• [Source passage]:
+++

Let's not; that line of thought entirely misses the point.  If you
start from one set of variables, you can define a structure
(e.g. "there are indentation-related and you must choose only one
among them") over it after the fact.

Once you have chosen a structure, you have to live with it.  Either
you make sure that a structure itself is extensible, or you make
sure you accept a new variable only if it fits within a structure.
Either way, you lose.  You cannot predict the future, and you do not
want to constrain those who will contribute to the project in the
future.

My aversion to one-variable-per-knob was primarily against the
"because that is how the variables are internally represented; a
collection of enums that can be independently set" argument.  If we
assume that one-variable-per-knob style implies variables that can
be independently set, that _is_ defining the structure the future
work has to live within.

But as I and Peff discussed in the other sub(sub)thread, having two
variables placed flatly in the namespace, e.g. ws.indentWithTab and
ws.noTabInIndent, does not have to mean they are independent.

And the opposite is also true; having these two knobs as possible
elements of the value of a single variable does not imply they
always have meaningful interactions.

So I am fine with "fsck.missingTagger = ignore/warn/error", as long
as the argument that supports the style is not "because
fsck.missingTagger and fsck.malformedIdent are independent".

+++

• [Available data]:
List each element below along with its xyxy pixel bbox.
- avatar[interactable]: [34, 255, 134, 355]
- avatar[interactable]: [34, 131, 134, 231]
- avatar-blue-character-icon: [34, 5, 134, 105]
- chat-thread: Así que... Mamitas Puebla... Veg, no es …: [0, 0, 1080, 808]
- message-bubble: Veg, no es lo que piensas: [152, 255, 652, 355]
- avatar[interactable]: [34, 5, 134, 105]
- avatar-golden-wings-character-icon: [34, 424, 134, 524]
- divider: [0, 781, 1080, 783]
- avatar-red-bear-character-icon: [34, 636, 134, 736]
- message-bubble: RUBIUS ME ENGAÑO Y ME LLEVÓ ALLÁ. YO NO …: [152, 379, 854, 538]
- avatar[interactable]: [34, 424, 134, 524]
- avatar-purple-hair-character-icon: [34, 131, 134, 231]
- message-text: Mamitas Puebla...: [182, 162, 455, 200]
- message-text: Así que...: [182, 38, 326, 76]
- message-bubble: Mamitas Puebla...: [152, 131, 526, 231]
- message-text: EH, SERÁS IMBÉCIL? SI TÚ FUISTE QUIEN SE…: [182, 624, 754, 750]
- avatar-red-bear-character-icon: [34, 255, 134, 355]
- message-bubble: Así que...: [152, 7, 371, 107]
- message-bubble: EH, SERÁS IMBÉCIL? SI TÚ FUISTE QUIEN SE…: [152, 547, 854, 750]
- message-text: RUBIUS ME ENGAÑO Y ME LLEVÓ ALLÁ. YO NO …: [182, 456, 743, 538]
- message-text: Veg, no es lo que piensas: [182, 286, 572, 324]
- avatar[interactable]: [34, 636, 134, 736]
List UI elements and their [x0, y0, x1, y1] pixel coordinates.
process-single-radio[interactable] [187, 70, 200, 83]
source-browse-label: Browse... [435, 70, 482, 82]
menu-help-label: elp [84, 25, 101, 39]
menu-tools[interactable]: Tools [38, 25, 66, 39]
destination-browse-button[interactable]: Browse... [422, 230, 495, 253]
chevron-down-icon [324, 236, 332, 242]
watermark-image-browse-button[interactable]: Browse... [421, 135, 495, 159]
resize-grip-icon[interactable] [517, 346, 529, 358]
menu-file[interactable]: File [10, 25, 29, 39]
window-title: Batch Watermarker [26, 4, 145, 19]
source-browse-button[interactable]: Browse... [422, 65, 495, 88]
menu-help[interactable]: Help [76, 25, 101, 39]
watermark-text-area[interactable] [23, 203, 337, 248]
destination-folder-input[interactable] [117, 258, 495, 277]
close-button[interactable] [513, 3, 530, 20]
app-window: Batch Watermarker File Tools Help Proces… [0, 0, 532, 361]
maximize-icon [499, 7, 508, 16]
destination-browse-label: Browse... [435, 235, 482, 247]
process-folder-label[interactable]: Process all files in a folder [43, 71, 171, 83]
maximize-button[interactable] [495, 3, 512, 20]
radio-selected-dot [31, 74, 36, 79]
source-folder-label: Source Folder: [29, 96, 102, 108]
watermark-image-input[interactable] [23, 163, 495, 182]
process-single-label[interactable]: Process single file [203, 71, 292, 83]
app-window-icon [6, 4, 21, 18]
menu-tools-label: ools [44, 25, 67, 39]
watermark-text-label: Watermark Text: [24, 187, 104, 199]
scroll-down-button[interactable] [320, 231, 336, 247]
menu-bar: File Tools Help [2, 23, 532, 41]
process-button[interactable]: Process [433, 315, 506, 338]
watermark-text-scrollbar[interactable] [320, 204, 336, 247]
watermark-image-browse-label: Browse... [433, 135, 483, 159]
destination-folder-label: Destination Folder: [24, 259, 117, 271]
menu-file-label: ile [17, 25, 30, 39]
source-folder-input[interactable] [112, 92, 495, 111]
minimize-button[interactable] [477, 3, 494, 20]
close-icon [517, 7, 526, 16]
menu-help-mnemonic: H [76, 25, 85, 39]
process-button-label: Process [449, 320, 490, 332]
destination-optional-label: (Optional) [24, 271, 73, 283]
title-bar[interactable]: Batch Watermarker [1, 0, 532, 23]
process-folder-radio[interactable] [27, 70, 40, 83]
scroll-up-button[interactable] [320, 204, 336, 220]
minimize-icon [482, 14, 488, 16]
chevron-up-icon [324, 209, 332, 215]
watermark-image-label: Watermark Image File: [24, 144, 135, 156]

+++

• [Complete the following]:
a - In the passage on configuration variables, which two variable names are given as an example of variables placed flatly in the namespace?
b - Return the stretch of the passage on configuration variables from "Once you have" through "to live within.".
The lines after the passage are separate material and have no connection to it.

• [Set of answers]:
a - ws.indentWithTab and ws.noTabInIndent

b -
Once you have chosen a structure, you have to live with it.  Either
you make sure that a structure itself is extensible, or you make
sure you accept a new variable only if it fits within a structure.
Either way, you lose.  You cannot predict the future, and you do not
want to constrain those who will contribute to the project in the
future.

My aversion to one-variable-per-knob was primarily against the
"because that is how the variables are internally represented; a
collection of enums that can be independently set" argument.  If we
assume that one-variable-per-knob style implies variables that can
be independently set, that _is_ defining the structure the future
work has to live within.